§ **DATA TO PROCESS**
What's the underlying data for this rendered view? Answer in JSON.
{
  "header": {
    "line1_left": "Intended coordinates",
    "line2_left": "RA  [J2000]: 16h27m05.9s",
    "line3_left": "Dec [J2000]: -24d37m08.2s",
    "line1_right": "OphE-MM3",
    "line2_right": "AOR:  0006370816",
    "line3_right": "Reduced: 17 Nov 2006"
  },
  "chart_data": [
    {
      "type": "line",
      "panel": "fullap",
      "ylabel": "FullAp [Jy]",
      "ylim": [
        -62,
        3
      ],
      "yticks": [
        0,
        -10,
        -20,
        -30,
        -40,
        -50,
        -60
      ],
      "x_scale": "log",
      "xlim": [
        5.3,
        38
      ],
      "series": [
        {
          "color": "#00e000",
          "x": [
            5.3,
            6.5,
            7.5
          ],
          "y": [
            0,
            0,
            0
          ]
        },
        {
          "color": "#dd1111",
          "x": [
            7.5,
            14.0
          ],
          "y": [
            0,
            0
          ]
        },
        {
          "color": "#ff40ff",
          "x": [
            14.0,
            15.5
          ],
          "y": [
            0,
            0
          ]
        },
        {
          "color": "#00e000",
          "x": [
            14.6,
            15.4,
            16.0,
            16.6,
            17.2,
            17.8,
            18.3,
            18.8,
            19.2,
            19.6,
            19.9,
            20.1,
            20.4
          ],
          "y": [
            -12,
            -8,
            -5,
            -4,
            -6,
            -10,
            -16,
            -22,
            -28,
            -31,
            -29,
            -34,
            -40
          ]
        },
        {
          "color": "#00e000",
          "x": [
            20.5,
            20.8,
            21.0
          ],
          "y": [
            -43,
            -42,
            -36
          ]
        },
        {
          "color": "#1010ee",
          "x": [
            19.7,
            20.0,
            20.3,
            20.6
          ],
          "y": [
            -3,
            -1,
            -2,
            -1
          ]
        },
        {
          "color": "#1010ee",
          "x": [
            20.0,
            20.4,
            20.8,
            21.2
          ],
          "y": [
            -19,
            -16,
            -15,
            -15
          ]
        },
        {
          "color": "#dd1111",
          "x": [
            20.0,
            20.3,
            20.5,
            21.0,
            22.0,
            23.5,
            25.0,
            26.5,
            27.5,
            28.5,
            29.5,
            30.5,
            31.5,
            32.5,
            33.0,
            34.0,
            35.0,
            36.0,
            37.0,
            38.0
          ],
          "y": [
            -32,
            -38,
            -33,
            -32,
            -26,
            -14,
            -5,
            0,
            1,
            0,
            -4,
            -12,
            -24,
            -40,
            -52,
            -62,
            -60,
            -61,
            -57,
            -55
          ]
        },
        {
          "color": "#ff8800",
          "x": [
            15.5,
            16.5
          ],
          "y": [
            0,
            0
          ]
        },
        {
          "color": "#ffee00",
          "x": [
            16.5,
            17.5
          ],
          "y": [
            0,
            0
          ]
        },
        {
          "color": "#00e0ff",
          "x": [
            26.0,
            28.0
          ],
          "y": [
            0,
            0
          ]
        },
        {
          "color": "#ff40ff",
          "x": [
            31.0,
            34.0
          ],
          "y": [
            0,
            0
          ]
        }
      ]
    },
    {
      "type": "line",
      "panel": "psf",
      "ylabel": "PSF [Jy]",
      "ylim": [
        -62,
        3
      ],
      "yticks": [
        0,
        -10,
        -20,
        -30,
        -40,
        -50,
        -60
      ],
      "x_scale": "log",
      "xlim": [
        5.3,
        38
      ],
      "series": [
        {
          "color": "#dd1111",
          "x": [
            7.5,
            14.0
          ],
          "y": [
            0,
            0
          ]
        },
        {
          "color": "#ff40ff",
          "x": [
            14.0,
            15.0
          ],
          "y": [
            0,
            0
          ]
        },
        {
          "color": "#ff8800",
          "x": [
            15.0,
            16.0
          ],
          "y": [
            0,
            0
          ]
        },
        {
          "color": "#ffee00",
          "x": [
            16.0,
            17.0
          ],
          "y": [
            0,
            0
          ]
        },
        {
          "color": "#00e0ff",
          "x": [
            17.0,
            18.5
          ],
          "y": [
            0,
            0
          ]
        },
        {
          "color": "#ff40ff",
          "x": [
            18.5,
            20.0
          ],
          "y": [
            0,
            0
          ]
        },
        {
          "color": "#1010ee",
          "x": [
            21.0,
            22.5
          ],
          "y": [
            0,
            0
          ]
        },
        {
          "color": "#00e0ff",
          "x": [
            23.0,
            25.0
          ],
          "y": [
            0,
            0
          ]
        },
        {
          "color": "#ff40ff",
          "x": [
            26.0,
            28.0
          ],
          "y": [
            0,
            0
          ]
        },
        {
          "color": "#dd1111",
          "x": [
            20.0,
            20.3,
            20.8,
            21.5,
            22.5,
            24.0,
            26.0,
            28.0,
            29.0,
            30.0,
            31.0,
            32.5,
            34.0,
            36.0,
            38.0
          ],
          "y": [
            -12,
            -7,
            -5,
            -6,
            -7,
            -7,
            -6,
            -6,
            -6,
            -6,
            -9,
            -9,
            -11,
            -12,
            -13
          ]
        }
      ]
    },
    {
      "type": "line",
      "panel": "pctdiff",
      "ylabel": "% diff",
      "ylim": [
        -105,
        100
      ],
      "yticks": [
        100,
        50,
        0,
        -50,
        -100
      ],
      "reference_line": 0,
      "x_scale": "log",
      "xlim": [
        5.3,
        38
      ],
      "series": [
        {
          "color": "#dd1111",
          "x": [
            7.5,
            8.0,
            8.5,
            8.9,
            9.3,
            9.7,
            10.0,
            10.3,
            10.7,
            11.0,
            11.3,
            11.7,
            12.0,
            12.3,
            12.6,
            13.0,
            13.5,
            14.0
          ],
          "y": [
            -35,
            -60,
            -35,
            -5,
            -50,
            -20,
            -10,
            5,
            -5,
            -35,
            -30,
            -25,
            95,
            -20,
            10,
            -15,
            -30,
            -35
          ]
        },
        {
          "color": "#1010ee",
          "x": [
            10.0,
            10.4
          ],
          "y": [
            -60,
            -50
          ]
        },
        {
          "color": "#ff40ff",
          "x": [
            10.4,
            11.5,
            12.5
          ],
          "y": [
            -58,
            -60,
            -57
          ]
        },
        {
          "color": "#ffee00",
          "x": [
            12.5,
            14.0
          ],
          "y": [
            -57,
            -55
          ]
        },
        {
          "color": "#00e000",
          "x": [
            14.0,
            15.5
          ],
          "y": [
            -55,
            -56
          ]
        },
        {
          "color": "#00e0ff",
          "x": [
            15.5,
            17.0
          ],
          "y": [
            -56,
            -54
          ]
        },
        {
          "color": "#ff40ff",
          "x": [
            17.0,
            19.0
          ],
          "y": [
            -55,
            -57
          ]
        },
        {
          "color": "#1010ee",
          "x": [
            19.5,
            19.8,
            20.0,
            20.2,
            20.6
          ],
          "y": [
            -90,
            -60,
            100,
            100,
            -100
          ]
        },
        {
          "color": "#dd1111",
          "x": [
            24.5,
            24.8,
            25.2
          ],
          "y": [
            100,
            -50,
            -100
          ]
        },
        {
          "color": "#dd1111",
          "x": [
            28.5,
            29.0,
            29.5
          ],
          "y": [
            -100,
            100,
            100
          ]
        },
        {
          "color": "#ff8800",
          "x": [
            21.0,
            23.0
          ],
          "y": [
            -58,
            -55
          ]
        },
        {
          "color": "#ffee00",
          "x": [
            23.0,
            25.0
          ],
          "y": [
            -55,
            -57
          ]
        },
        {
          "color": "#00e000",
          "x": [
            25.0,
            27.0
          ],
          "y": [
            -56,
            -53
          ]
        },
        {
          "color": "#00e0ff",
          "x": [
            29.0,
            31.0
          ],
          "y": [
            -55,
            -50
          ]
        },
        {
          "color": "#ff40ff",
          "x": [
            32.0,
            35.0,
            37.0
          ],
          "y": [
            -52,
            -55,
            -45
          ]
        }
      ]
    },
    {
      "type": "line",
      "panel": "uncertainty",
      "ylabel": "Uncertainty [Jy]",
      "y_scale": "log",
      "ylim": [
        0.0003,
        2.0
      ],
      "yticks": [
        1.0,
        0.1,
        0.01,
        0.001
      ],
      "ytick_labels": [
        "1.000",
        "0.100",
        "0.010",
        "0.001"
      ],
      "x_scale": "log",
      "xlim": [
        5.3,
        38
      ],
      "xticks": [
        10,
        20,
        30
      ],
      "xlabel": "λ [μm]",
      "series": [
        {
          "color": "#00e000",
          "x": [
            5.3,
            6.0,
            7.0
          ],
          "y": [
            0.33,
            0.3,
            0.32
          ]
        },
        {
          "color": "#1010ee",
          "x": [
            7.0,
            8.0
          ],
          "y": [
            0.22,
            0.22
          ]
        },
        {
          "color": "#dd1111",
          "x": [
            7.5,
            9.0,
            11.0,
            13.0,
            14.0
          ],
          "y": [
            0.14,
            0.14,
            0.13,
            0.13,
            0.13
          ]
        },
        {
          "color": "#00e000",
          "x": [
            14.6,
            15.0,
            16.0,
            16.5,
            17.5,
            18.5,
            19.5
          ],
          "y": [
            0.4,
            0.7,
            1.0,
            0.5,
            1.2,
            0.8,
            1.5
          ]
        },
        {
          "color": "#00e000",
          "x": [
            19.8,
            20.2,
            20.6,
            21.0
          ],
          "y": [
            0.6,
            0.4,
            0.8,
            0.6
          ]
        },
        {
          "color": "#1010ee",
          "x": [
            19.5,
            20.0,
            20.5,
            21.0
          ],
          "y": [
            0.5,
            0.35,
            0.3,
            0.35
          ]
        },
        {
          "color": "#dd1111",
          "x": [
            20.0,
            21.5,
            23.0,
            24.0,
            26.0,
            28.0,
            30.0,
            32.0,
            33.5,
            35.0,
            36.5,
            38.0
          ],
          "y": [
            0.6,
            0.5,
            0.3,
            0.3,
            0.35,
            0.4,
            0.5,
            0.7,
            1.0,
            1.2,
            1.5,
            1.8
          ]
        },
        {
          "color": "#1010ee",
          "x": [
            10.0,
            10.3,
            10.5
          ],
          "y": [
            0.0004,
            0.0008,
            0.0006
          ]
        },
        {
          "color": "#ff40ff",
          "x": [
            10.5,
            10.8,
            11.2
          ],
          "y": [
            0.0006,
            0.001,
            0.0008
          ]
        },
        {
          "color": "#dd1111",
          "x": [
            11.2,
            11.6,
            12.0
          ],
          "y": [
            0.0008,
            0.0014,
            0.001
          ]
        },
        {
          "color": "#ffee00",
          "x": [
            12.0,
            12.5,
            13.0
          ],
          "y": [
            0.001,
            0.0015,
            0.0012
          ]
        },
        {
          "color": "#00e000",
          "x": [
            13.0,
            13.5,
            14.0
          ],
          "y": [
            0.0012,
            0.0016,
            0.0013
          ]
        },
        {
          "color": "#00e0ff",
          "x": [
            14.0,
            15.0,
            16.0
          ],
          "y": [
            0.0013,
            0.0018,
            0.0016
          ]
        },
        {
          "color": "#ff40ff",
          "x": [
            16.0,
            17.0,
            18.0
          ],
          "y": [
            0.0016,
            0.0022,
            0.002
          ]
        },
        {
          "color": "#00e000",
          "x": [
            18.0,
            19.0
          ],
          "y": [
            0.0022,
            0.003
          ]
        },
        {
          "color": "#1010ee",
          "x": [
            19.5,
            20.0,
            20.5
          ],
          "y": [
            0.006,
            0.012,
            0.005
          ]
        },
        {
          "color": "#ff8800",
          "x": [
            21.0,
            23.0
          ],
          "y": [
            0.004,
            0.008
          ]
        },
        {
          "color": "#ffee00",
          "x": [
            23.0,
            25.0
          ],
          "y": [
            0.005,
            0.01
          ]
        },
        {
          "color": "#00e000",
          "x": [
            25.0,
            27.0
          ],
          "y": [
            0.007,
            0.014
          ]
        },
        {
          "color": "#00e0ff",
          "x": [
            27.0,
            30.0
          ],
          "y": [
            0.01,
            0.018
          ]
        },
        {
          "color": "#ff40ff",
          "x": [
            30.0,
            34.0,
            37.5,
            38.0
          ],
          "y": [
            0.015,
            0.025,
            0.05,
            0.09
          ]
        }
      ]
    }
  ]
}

§ **EXERCISE DIRECTIONS**
Search the data for the word "ylabel" and copy each line where it appears.

§ **SOLVED EXERCISE**
      "ylabel": "FullAp [Jy]",
      "ylabel": "PSF [Jy]",
      "ylabel": "% diff",
      "ylabel": "Uncertainty [Jy]",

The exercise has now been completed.